Records that describe figures:
>> Start
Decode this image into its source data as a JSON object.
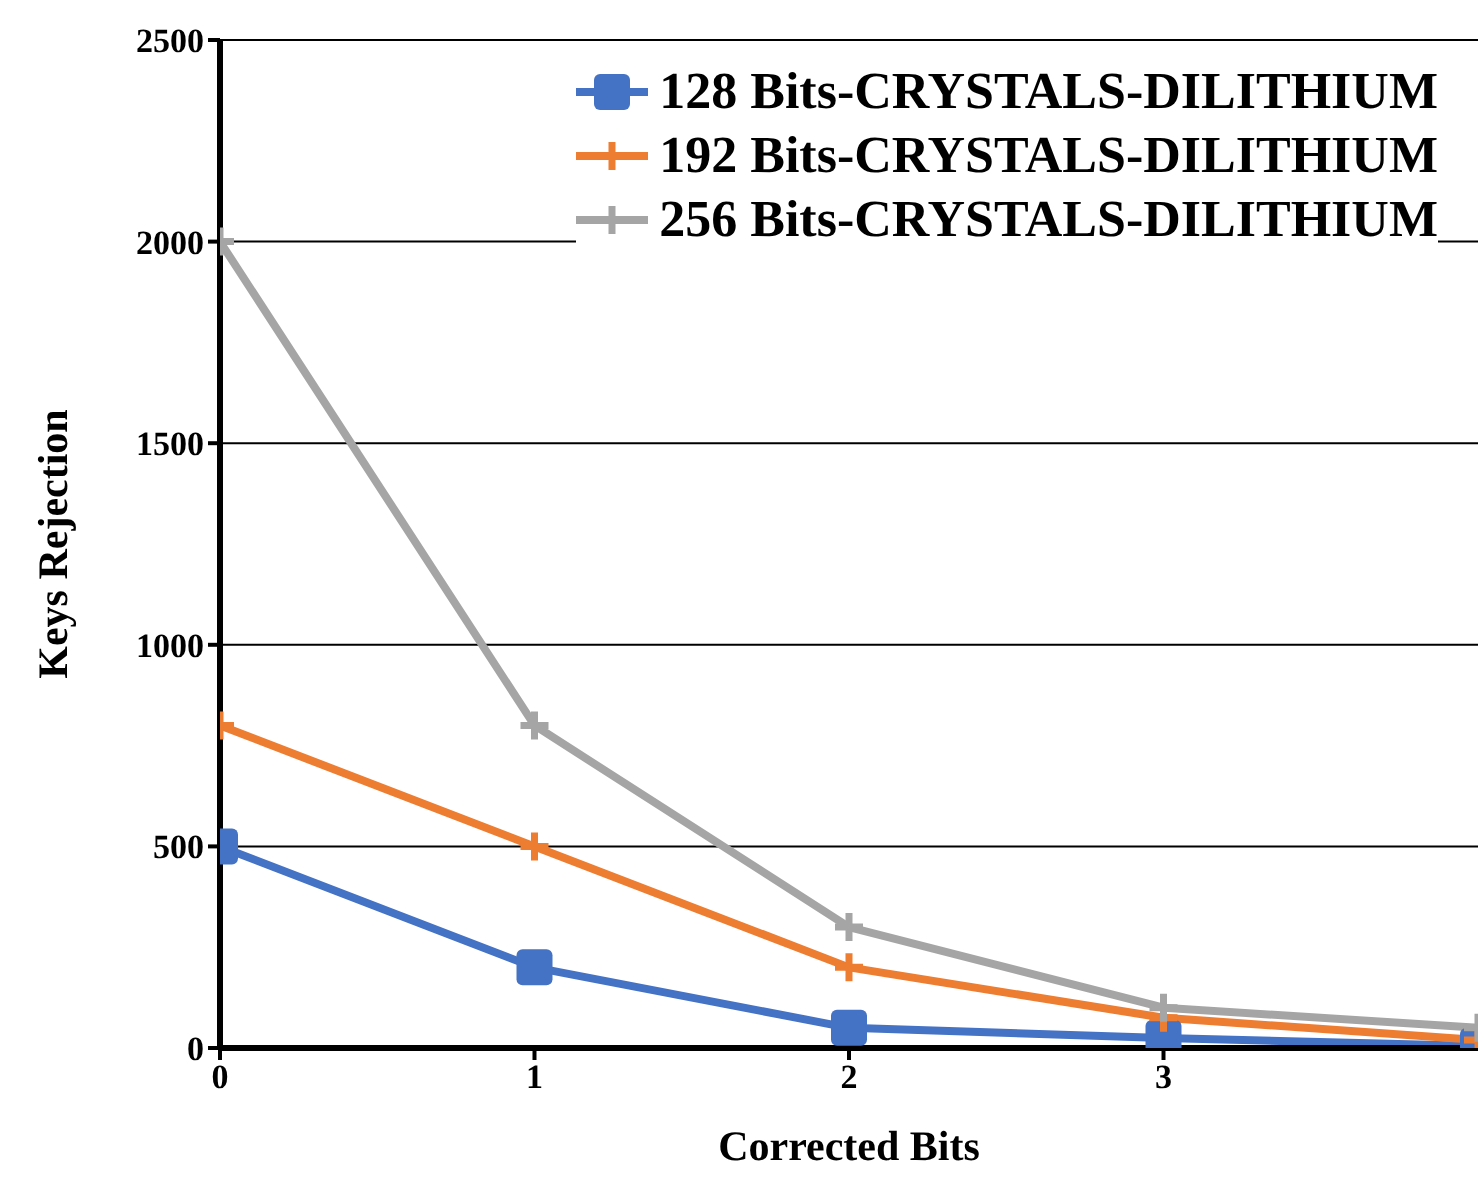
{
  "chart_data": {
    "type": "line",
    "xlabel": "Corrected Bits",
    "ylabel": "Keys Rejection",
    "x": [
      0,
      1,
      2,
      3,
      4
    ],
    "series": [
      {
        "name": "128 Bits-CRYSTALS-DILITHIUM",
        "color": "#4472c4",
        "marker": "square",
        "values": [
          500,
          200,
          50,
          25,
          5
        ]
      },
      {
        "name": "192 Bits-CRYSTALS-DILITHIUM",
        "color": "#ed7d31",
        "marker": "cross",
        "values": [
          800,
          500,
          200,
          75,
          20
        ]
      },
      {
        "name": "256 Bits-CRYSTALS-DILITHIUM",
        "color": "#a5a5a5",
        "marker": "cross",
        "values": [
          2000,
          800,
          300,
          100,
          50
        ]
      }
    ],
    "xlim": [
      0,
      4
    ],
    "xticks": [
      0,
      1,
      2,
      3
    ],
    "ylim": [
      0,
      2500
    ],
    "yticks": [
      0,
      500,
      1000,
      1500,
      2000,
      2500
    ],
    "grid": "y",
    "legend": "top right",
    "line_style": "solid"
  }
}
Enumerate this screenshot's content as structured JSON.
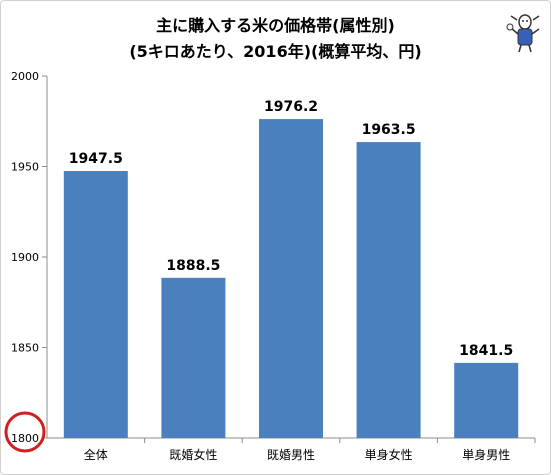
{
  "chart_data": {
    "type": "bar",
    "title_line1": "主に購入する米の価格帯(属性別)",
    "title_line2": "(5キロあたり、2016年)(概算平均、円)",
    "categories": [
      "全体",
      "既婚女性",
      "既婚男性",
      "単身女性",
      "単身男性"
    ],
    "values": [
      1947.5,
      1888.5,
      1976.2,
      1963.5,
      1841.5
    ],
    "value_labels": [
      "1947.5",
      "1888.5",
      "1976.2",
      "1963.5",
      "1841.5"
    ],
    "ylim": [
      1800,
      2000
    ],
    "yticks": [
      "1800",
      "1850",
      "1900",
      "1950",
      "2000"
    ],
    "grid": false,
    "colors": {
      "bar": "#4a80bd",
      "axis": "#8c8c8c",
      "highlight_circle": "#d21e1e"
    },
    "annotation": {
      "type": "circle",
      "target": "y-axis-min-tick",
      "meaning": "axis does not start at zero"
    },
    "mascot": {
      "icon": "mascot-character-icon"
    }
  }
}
>> End
Exercise goal:
An exact transcription of all the entries is required, without the pictures.

Result for this task:
Decode this image into its source data as a JSON object.
{
  "chart_data": {
    "type": "line",
    "xlabel": "Corrected Bits",
    "ylabel": "Keys Rejection",
    "x": [
      0,
      1,
      2,
      3,
      4
    ],
    "series": [
      {
        "name": "128 Bits-CRYSTALS-DILITHIUM",
        "color": "#4472c4",
        "marker": "square",
        "values": [
          500,
          200,
          50,
          25,
          5
        ]
      },
      {
        "name": "192 Bits-CRYSTALS-DILITHIUM",
        "color": "#ed7d31",
        "marker": "cross",
        "values": [
          800,
          500,
          200,
          75,
          20
        ]
      },
      {
        "name": "256 Bits-CRYSTALS-DILITHIUM",
        "color": "#a5a5a5",
        "marker": "cross",
        "values": [
          2000,
          800,
          300,
          100,
          50
        ]
      }
    ],
    "xlim": [
      0,
      4
    ],
    "xticks": [
      0,
      1,
      2,
      3
    ],
    "ylim": [
      0,
      2500
    ],
    "yticks": [
      0,
      500,
      1000,
      1500,
      2000,
      2500
    ],
    "grid": "y",
    "legend": "top right",
    "line_style": "solid"
  }
}
Enumerate this screenshot's content as structured JSON.
{
  "chart_data": {
    "type": "bar",
    "title_line1": "主に購入する米の価格帯(属性別)",
    "title_line2": "(5キロあたり、2016年)(概算平均、円)",
    "categories": [
      "全体",
      "既婚女性",
      "既婚男性",
      "単身女性",
      "単身男性"
    ],
    "values": [
      1947.5,
      1888.5,
      1976.2,
      1963.5,
      1841.5
    ],
    "value_labels": [
      "1947.5",
      "1888.5",
      "1976.2",
      "1963.5",
      "1841.5"
    ],
    "ylim": [
      1800,
      2000
    ],
    "yticks": [
      "1800",
      "1850",
      "1900",
      "1950",
      "2000"
    ],
    "grid": false,
    "colors": {
      "bar": "#4a80bd",
      "axis": "#8c8c8c",
      "highlight_circle": "#d21e1e"
    },
    "annotation": {
      "type": "circle",
      "target": "y-axis-min-tick",
      "meaning": "axis does not start at zero"
    },
    "mascot": {
      "icon": "mascot-character-icon"
    }
  }
}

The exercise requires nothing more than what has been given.